Aim of the exercise - Below are some records; return each one exactly.

Supplied records -

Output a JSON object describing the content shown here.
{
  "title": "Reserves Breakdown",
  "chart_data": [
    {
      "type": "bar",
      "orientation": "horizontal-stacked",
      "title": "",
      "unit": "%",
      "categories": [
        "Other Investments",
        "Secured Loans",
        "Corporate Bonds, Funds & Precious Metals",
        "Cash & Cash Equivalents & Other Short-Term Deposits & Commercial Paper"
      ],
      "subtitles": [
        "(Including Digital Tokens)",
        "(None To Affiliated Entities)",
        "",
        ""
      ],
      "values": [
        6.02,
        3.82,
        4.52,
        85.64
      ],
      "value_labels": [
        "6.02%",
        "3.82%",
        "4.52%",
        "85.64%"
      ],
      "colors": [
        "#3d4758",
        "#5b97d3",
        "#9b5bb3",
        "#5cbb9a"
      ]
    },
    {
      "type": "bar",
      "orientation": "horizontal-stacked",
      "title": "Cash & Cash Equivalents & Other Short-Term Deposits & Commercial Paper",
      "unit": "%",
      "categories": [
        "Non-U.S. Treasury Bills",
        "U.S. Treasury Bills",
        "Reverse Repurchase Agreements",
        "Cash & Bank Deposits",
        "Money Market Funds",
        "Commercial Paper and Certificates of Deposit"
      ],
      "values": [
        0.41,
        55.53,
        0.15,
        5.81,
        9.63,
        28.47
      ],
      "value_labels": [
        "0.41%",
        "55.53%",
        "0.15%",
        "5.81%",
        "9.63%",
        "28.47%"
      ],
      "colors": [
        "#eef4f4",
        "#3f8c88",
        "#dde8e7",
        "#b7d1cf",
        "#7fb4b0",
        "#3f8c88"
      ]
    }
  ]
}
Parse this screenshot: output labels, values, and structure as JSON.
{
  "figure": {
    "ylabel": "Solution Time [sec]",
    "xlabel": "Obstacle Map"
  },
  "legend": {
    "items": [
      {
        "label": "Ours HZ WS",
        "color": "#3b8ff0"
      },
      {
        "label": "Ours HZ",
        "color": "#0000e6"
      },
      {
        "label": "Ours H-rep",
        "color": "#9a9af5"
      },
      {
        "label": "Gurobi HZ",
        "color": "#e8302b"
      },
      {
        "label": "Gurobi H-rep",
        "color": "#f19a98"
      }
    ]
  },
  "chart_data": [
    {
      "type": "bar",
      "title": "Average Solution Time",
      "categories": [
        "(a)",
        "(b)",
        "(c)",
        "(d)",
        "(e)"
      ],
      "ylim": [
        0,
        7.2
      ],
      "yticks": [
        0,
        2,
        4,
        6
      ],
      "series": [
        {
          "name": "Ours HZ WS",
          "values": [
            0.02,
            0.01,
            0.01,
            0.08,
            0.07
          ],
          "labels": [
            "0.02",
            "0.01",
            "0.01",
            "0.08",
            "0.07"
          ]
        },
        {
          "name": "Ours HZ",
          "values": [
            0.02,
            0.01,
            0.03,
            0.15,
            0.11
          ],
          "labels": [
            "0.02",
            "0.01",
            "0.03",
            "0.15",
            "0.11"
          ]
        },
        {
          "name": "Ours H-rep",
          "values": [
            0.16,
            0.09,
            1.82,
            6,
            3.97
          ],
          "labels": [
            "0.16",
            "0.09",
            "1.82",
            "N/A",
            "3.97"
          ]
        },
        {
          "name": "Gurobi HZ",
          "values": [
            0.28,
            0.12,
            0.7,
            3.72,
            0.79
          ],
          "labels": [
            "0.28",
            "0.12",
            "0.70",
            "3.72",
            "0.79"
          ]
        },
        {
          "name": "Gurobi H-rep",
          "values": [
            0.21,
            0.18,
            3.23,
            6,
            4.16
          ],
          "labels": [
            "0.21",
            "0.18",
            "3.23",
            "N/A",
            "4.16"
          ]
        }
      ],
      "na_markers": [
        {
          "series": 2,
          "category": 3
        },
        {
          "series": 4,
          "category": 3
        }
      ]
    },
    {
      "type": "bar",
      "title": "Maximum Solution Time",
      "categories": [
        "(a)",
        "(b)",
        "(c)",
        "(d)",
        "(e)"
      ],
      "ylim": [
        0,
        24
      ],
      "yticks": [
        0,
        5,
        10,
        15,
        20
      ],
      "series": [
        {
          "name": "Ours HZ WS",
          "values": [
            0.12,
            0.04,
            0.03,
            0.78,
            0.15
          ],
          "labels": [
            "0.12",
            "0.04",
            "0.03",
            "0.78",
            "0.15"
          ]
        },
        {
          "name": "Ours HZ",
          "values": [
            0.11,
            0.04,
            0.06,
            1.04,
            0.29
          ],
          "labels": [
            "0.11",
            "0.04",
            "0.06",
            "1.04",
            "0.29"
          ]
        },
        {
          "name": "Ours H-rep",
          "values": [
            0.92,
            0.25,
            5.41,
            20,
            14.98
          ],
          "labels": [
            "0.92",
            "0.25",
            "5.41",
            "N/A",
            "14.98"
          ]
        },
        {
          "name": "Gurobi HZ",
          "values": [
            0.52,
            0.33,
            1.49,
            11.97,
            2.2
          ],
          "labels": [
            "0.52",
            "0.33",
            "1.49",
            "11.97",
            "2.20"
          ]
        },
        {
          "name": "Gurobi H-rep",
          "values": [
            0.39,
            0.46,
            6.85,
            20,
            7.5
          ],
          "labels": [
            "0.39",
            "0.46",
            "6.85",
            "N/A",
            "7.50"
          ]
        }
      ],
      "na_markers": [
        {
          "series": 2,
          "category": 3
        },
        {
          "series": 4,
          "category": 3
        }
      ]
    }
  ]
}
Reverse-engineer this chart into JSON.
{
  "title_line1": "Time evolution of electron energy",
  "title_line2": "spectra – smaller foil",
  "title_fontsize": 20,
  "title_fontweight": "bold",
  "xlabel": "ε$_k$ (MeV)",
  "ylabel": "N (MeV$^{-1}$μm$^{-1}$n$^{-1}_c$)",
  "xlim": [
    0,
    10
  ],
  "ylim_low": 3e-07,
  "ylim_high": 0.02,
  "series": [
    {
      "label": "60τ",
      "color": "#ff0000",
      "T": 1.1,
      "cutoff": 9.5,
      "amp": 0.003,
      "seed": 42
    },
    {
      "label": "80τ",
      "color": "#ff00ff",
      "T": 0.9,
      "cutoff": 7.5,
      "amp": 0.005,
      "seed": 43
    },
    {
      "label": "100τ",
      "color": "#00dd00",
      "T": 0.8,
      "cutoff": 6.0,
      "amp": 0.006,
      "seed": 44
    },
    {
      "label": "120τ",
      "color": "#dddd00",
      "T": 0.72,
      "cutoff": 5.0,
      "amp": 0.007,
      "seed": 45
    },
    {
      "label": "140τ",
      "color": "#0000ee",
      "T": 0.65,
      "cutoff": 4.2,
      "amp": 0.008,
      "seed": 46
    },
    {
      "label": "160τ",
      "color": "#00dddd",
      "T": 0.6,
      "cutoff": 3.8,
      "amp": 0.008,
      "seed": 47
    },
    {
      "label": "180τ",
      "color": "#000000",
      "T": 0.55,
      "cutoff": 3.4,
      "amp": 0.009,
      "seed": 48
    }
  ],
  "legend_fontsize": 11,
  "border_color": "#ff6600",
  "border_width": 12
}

Result of the task -
Output a JSON object describing the content shown here.
{
  "title": "Reserves Breakdown",
  "chart_data": [
    {
      "type": "bar",
      "orientation": "horizontal-stacked",
      "title": "",
      "unit": "%",
      "categories": [
        "Other Investments",
        "Secured Loans",
        "Corporate Bonds, Funds & Precious Metals",
        "Cash & Cash Equivalents & Other Short-Term Deposits & Commercial Paper"
      ],
      "subtitles": [
        "(Including Digital Tokens)",
        "(None To Affiliated Entities)",
        "",
        ""
      ],
      "values": [
        6.02,
        3.82,
        4.52,
        85.64
      ],
      "value_labels": [
        "6.02%",
        "3.82%",
        "4.52%",
        "85.64%"
      ],
      "colors": [
        "#3d4758",
        "#5b97d3",
        "#9b5bb3",
        "#5cbb9a"
      ]
    },
    {
      "type": "bar",
      "orientation": "horizontal-stacked",
      "title": "Cash & Cash Equivalents & Other Short-Term Deposits & Commercial Paper",
      "unit": "%",
      "categories": [
        "Non-U.S. Treasury Bills",
        "U.S. Treasury Bills",
        "Reverse Repurchase Agreements",
        "Cash & Bank Deposits",
        "Money Market Funds",
        "Commercial Paper and Certificates of Deposit"
      ],
      "values": [
        0.41,
        55.53,
        0.15,
        5.81,
        9.63,
        28.47
      ],
      "value_labels": [
        "0.41%",
        "55.53%",
        "0.15%",
        "5.81%",
        "9.63%",
        "28.47%"
      ],
      "colors": [
        "#eef4f4",
        "#3f8c88",
        "#dde8e7",
        "#b7d1cf",
        "#7fb4b0",
        "#3f8c88"
      ]
    }
  ]
}
Parse this screenshot: output labels, values, and structure as JSON.
{
  "figure": {
    "ylabel": "Solution Time [sec]",
    "xlabel": "Obstacle Map"
  },
  "legend": {
    "items": [
      {
        "label": "Ours HZ WS",
        "color": "#3b8ff0"
      },
      {
        "label": "Ours HZ",
        "color": "#0000e6"
      },
      {
        "label": "Ours H-rep",
        "color": "#9a9af5"
      },
      {
        "label": "Gurobi HZ",
        "color": "#e8302b"
      },
      {
        "label": "Gurobi H-rep",
        "color": "#f19a98"
      }
    ]
  },
  "chart_data": [
    {
      "type": "bar",
      "title": "Average Solution Time",
      "categories": [
        "(a)",
        "(b)",
        "(c)",
        "(d)",
        "(e)"
      ],
      "ylim": [
        0,
        7.2
      ],
      "yticks": [
        0,
        2,
        4,
        6
      ],
      "series": [
        {
          "name": "Ours HZ WS",
          "values": [
            0.02,
            0.01,
            0.01,
            0.08,
            0.07
          ],
          "labels": [
            "0.02",
            "0.01",
            "0.01",
            "0.08",
            "0.07"
          ]
        },
        {
          "name": "Ours HZ",
          "values": [
            0.02,
            0.01,
            0.03,
            0.15,
            0.11
          ],
          "labels": [
            "0.02",
            "0.01",
            "0.03",
            "0.15",
            "0.11"
          ]
        },
        {
          "name": "Ours H-rep",
          "values": [
            0.16,
            0.09,
            1.82,
            6,
            3.97
          ],
          "labels": [
            "0.16",
            "0.09",
            "1.82",
            "N/A",
            "3.97"
          ]
        },
        {
          "name": "Gurobi HZ",
          "values": [
            0.28,
            0.12,
            0.7,
            3.72,
            0.79
          ],
          "labels": [
            "0.28",
            "0.12",
            "0.70",
            "3.72",
            "0.79"
          ]
        },
        {
          "name": "Gurobi H-rep",
          "values": [
            0.21,
            0.18,
            3.23,
            6,
            4.16
          ],
          "labels": [
            "0.21",
            "0.18",
            "3.23",
            "N/A",
            "4.16"
          ]
        }
      ],
      "na_markers": [
        {
          "series": 2,
          "category": 3
        },
        {
          "series": 4,
          "category": 3
        }
      ]
    },
    {
      "type": "bar",
      "title": "Maximum Solution Time",
      "categories": [
        "(a)",
        "(b)",
        "(c)",
        "(d)",
        "(e)"
      ],
      "ylim": [
        0,
        24
      ],
      "yticks": [
        0,
        5,
        10,
        15,
        20
      ],
      "series": [
        {
          "name": "Ours HZ WS",
          "values": [
            0.12,
            0.04,
            0.03,
            0.78,
            0.15
          ],
          "labels": [
            "0.12",
            "0.04",
            "0.03",
            "0.78",
            "0.15"
          ]
        },
        {
          "name": "Ours HZ",
          "values": [
            0.11,
            0.04,
            0.06,
            1.04,
            0.29
          ],
          "labels": [
            "0.11",
            "0.04",
            "0.06",
            "1.04",
            "0.29"
          ]
        },
        {
          "name": "Ours H-rep",
          "values": [
            0.92,
            0.25,
            5.41,
            20,
            14.98
          ],
          "labels": [
            "0.92",
            "0.25",
            "5.41",
            "N/A",
            "14.98"
          ]
        },
        {
          "name": "Gurobi HZ",
          "values": [
            0.52,
            0.33,
            1.49,
            11.97,
            2.2
          ],
          "labels": [
            "0.52",
            "0.33",
            "1.49",
            "11.97",
            "2.20"
          ]
        },
        {
          "name": "Gurobi H-rep",
          "values": [
            0.39,
            0.46,
            6.85,
            20,
            7.5
          ],
          "labels": [
            "0.39",
            "0.46",
            "6.85",
            "N/A",
            "7.50"
          ]
        }
      ],
      "na_markers": [
        {
          "series": 2,
          "category": 3
        },
        {
          "series": 4,
          "category": 3
        }
      ]
    }
  ]
}
Reverse-engineer this chart into JSON.
{
  "title_line1": "Time evolution of electron energy",
  "title_line2": "spectra – smaller foil",
  "title_fontsize": 20,
  "title_fontweight": "bold",
  "xlabel": "ε$_k$ (MeV)",
  "ylabel": "N (MeV$^{-1}$μm$^{-1}$n$^{-1}_c$)",
  "xlim": [
    0,
    10
  ],
  "ylim_low": 3e-07,
  "ylim_high": 0.02,
  "series": [
    {
      "label": "60τ",
      "color": "#ff0000",
      "T": 1.1,
      "cutoff": 9.5,
      "amp": 0.003,
      "seed": 42
    },
    {
      "label": "80τ",
      "color": "#ff00ff",
      "T": 0.9,
      "cutoff": 7.5,
      "amp": 0.005,
      "seed": 43
    },
    {
      "label": "100τ",
      "color": "#00dd00",
      "T": 0.8,
      "cutoff": 6.0,
      "amp": 0.006,
      "seed": 44
    },
    {
      "label": "120τ",
      "color": "#dddd00",
      "T": 0.72,
      "cutoff": 5.0,
      "amp": 0.007,
      "seed": 45
    },
    {
      "label": "140τ",
      "color": "#0000ee",
      "T": 0.65,
      "cutoff": 4.2,
      "amp": 0.008,
      "seed": 46
    },
    {
      "label": "160τ",
      "color": "#00dddd",
      "T": 0.6,
      "cutoff": 3.8,
      "amp": 0.008,
      "seed": 47
    },
    {
      "label": "180τ",
      "color": "#000000",
      "T": 0.55,
      "cutoff": 3.4,
      "amp": 0.009,
      "seed": 48
    }
  ],
  "legend_fontsize": 11,
  "border_color": "#ff6600",
  "border_width": 12
}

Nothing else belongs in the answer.